[START Task material]

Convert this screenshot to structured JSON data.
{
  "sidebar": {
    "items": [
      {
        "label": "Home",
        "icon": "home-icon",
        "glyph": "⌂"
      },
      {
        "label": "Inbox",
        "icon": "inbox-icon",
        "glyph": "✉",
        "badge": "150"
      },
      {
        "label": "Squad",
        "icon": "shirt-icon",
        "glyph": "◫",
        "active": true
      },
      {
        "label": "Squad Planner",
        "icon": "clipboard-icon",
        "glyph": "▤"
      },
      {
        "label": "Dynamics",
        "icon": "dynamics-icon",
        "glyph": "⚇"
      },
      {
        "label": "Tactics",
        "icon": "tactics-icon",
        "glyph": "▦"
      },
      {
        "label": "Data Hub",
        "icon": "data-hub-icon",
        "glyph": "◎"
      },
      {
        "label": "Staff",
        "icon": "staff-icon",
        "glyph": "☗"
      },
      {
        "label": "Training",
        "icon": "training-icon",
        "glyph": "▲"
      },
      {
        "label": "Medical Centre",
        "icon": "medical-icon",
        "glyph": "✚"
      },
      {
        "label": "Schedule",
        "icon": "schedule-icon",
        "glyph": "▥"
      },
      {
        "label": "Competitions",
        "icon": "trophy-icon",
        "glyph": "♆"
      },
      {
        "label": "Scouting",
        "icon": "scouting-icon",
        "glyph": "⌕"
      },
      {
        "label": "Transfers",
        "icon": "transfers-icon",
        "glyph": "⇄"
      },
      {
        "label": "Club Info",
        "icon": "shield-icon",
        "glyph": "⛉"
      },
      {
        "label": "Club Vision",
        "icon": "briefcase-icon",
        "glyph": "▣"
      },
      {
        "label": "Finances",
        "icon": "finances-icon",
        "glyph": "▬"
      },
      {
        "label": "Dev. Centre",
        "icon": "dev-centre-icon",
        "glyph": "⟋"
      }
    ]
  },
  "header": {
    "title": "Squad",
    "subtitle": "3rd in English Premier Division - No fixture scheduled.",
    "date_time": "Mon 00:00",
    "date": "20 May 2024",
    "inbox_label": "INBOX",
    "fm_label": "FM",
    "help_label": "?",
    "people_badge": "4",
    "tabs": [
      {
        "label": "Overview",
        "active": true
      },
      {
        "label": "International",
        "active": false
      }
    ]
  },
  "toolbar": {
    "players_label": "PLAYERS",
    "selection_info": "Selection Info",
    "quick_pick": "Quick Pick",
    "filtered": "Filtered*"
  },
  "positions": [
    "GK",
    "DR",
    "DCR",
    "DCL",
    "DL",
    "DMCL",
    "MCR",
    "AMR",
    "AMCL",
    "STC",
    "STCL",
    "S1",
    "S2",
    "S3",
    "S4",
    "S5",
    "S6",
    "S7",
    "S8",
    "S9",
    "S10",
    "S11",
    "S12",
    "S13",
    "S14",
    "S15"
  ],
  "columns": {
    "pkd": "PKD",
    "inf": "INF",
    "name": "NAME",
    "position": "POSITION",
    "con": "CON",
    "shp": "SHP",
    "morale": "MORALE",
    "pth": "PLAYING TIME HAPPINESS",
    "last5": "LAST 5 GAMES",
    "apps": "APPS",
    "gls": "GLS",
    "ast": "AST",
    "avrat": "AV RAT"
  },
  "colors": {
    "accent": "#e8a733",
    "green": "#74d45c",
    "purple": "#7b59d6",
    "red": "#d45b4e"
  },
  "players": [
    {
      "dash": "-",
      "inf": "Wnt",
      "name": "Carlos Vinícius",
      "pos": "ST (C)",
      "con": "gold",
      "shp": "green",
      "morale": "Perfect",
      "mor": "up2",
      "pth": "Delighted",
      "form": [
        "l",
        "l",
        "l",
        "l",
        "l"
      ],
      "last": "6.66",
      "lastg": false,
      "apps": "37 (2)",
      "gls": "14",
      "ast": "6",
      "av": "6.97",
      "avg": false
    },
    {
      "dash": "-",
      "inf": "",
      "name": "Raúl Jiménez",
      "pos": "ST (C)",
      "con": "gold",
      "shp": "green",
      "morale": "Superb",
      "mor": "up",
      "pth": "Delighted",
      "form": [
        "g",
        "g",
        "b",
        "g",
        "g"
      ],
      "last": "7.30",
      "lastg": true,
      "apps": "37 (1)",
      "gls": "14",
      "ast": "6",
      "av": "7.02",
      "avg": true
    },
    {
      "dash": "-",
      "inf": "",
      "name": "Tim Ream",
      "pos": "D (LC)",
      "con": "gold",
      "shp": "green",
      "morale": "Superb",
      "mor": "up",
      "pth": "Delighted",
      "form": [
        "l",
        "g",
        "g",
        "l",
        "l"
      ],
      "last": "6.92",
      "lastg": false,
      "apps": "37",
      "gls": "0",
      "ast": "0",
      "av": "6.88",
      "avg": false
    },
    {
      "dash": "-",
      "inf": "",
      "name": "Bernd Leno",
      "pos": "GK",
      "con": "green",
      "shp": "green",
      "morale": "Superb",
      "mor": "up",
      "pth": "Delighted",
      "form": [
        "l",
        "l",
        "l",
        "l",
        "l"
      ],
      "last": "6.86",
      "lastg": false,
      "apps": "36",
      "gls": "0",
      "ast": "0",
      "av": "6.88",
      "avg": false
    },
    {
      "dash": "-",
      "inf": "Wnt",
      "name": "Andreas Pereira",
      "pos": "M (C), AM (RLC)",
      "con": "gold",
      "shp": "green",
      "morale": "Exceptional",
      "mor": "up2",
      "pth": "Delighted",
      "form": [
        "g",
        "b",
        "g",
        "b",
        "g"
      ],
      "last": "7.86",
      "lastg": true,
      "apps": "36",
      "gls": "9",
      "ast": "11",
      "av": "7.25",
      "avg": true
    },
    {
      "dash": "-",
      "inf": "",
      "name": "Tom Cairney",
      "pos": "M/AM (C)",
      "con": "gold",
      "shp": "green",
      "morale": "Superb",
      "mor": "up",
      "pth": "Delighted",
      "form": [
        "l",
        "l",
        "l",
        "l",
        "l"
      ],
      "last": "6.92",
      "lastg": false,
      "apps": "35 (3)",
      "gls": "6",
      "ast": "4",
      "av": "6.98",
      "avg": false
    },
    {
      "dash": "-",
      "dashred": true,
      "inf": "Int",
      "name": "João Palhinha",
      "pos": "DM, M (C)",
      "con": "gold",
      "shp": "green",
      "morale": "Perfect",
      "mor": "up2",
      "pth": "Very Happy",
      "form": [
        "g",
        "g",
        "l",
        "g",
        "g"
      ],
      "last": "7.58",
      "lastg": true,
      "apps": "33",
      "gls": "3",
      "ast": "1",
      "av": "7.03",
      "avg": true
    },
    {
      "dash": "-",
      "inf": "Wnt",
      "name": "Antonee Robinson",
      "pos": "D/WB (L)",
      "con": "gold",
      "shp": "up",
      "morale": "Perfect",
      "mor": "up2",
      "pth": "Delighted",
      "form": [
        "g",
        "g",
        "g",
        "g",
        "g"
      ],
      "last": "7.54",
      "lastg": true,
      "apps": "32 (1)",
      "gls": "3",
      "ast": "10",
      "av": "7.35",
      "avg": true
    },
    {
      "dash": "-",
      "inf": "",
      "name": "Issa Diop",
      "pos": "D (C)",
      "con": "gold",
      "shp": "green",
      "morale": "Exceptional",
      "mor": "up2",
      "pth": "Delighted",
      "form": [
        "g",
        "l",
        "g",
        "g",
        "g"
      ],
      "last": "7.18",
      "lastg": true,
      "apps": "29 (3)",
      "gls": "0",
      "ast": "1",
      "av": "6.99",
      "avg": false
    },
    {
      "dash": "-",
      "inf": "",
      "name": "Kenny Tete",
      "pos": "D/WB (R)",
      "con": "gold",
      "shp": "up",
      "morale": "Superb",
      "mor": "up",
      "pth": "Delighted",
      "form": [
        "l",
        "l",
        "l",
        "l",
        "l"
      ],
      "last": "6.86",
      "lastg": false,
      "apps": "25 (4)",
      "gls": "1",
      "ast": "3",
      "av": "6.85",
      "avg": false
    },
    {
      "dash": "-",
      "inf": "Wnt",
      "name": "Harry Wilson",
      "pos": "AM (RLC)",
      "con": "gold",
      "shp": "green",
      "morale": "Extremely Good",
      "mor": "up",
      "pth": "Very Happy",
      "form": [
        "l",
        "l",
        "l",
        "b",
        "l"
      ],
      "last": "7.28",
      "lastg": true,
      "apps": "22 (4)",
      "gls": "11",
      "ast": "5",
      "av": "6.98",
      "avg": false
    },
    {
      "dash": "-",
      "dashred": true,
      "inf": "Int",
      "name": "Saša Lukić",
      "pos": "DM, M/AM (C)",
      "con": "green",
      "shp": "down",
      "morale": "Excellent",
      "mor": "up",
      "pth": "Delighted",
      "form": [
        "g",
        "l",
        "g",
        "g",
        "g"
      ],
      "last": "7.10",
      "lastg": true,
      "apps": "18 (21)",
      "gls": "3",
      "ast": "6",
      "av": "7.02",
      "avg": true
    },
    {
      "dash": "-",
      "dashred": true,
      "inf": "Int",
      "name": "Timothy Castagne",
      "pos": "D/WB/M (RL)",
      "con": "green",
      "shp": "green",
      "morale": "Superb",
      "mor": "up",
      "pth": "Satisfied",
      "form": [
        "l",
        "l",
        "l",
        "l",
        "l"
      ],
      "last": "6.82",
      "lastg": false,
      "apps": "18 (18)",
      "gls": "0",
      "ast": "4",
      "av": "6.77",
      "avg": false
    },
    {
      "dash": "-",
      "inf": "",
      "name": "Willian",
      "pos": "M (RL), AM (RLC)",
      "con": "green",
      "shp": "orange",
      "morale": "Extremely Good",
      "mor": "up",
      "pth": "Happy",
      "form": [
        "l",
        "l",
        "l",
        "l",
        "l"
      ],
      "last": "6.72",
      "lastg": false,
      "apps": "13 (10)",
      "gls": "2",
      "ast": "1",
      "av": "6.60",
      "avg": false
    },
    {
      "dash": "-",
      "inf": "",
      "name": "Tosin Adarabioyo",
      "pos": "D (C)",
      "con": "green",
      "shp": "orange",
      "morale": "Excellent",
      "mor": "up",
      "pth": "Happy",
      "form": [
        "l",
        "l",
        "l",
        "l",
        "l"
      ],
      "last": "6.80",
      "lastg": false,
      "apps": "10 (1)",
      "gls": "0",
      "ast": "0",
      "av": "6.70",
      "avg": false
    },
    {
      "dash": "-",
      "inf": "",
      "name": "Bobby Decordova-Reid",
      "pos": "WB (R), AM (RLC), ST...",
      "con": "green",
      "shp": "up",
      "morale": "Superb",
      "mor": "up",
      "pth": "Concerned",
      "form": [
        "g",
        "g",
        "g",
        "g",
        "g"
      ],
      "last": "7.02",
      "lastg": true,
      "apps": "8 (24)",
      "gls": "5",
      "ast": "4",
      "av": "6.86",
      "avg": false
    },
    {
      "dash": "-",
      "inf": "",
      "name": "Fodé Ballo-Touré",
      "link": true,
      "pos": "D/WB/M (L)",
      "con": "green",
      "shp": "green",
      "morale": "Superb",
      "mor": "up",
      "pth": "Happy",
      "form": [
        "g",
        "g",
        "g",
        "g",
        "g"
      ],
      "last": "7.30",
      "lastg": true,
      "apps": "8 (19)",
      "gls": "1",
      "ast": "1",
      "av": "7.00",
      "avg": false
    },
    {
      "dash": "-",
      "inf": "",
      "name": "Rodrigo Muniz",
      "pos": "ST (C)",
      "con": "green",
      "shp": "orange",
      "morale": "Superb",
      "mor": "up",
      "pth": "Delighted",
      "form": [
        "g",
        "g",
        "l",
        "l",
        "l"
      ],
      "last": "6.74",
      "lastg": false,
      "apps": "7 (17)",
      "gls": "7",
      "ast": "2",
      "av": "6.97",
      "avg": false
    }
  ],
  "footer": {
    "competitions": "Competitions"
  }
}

[END Task material]

* Challenge
Output nothing but the number of lines in the data containing the string "Info".

* Solution to this task
2